## STATED PROBLEM
Extract the full set of records that follows, word for word.

— Start —

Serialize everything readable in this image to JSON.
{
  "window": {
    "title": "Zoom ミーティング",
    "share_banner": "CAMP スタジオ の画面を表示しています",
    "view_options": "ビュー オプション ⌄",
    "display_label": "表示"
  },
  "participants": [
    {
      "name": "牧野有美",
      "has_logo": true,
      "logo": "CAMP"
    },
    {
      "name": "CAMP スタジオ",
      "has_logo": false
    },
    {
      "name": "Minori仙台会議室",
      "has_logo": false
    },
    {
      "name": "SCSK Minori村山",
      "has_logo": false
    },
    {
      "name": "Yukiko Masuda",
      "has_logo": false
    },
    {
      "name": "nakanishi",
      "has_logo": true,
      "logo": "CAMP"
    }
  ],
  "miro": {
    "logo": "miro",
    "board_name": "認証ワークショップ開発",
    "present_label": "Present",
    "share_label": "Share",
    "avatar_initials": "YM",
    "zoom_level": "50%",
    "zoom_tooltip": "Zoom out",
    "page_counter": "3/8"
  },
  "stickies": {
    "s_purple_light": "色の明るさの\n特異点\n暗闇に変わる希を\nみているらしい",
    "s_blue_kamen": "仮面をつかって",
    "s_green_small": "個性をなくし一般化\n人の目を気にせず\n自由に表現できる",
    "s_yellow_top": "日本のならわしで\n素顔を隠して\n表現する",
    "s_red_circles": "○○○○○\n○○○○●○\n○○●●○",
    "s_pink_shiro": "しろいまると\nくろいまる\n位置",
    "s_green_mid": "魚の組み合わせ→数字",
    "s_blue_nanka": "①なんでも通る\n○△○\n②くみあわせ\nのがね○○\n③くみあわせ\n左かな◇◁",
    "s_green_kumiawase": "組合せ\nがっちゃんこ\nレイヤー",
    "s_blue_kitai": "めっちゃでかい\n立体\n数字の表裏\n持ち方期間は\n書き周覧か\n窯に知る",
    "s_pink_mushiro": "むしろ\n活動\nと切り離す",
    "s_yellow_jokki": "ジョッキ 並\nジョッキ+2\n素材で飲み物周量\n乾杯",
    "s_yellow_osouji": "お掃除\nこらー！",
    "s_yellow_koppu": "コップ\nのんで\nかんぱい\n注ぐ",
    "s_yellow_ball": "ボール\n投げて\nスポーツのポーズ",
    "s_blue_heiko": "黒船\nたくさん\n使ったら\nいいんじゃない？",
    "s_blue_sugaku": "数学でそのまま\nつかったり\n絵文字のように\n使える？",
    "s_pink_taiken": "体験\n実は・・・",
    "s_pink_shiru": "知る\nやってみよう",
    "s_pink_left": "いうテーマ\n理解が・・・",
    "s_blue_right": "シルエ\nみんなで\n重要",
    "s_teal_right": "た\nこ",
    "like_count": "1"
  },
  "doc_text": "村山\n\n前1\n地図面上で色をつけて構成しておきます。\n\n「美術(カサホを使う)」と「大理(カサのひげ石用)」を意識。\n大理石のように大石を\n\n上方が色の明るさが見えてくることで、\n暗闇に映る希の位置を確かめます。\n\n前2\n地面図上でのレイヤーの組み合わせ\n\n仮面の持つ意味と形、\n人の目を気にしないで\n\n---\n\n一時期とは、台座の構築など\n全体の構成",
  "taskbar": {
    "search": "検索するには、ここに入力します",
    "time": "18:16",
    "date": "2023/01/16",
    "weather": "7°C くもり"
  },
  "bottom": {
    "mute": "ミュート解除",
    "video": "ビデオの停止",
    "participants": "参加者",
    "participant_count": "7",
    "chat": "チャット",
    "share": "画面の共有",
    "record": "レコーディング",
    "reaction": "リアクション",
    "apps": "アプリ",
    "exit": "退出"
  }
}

— End —

## COMPLETED TASK
Serialize everything readable in this image to JSON.
{
  "window": {
    "title": "Zoom ミーティング",
    "share_banner": "CAMP スタジオ の画面を表示しています",
    "view_options": "ビュー オプション ⌄",
    "display_label": "表示"
  },
  "participants": [
    {
      "name": "牧野有美",
      "has_logo": true,
      "logo": "CAMP"
    },
    {
      "name": "CAMP スタジオ",
      "has_logo": false
    },
    {
      "name": "Minori仙台会議室",
      "has_logo": false
    },
    {
      "name": "SCSK Minori村山",
      "has_logo": false
    },
    {
      "name": "Yukiko Masuda",
      "has_logo": false
    },
    {
      "name": "nakanishi",
      "has_logo": true,
      "logo": "CAMP"
    }
  ],
  "miro": {
    "logo": "miro",
    "board_name": "認証ワークショップ開発",
    "present_label": "Present",
    "share_label": "Share",
    "avatar_initials": "YM",
    "zoom_level": "50%",
    "zoom_tooltip": "Zoom out",
    "page_counter": "3/8"
  },
  "stickies": {
    "s_purple_light": "色の明るさの\n特異点\n暗闇に変わる希を\nみているらしい",
    "s_blue_kamen": "仮面をつかって",
    "s_green_small": "個性をなくし一般化\n人の目を気にせず\n自由に表現できる",
    "s_yellow_top": "日本のならわしで\n素顔を隠して\n表現する",
    "s_red_circles": "○○○○○\n○○○○●○\n○○●●○",
    "s_pink_shiro": "しろいまると\nくろいまる\n位置",
    "s_green_mid": "魚の組み合わせ→数字",
    "s_blue_nanka": "①なんでも通る\n○△○\n②くみあわせ\nのがね○○\n③くみあわせ\n左かな◇◁",
    "s_green_kumiawase": "組合せ\nがっちゃんこ\nレイヤー",
    "s_blue_kitai": "めっちゃでかい\n立体\n数字の表裏\n持ち方期間は\n書き周覧か\n窯に知る",
    "s_pink_mushiro": "むしろ\n活動\nと切り離す",
    "s_yellow_jokki": "ジョッキ 並\nジョッキ+2\n素材で飲み物周量\n乾杯",
    "s_yellow_osouji": "お掃除\nこらー！",
    "s_yellow_koppu": "コップ\nのんで\nかんぱい\n注ぐ",
    "s_yellow_ball": "ボール\n投げて\nスポーツのポーズ",
    "s_blue_heiko": "黒船\nたくさん\n使ったら\nいいんじゃない？",
    "s_blue_sugaku": "数学でそのまま\nつかったり\n絵文字のように\n使える？",
    "s_pink_taiken": "体験\n実は・・・",
    "s_pink_shiru": "知る\nやってみよう",
    "s_pink_left": "いうテーマ\n理解が・・・",
    "s_blue_right": "シルエ\nみんなで\n重要",
    "s_teal_right": "た\nこ",
    "like_count": "1"
  },
  "doc_text": "村山\n\n前1\n地図面上で色をつけて構成しておきます。\n\n「美術(カサホを使う)」と「大理(カサのひげ石用)」を意識。\n大理石のように大石を\n\n上方が色の明るさが見えてくることで、\n暗闇に映る希の位置を確かめます。\n\n前2\n地面図上でのレイヤーの組み合わせ\n\n仮面の持つ意味と形、\n人の目を気にしないで\n\n---\n\n一時期とは、台座の構築など\n全体の構成",
  "taskbar": {
    "search": "検索するには、ここに入力します",
    "time": "18:16",
    "date": "2023/01/16",
    "weather": "7°C くもり"
  },
  "bottom": {
    "mute": "ミュート解除",
    "video": "ビデオの停止",
    "participants": "参加者",
    "participant_count": "7",
    "chat": "チャット",
    "share": "画面の共有",
    "record": "レコーディング",
    "reaction": "リアクション",
    "apps": "アプリ",
    "exit": "退出"
  }
}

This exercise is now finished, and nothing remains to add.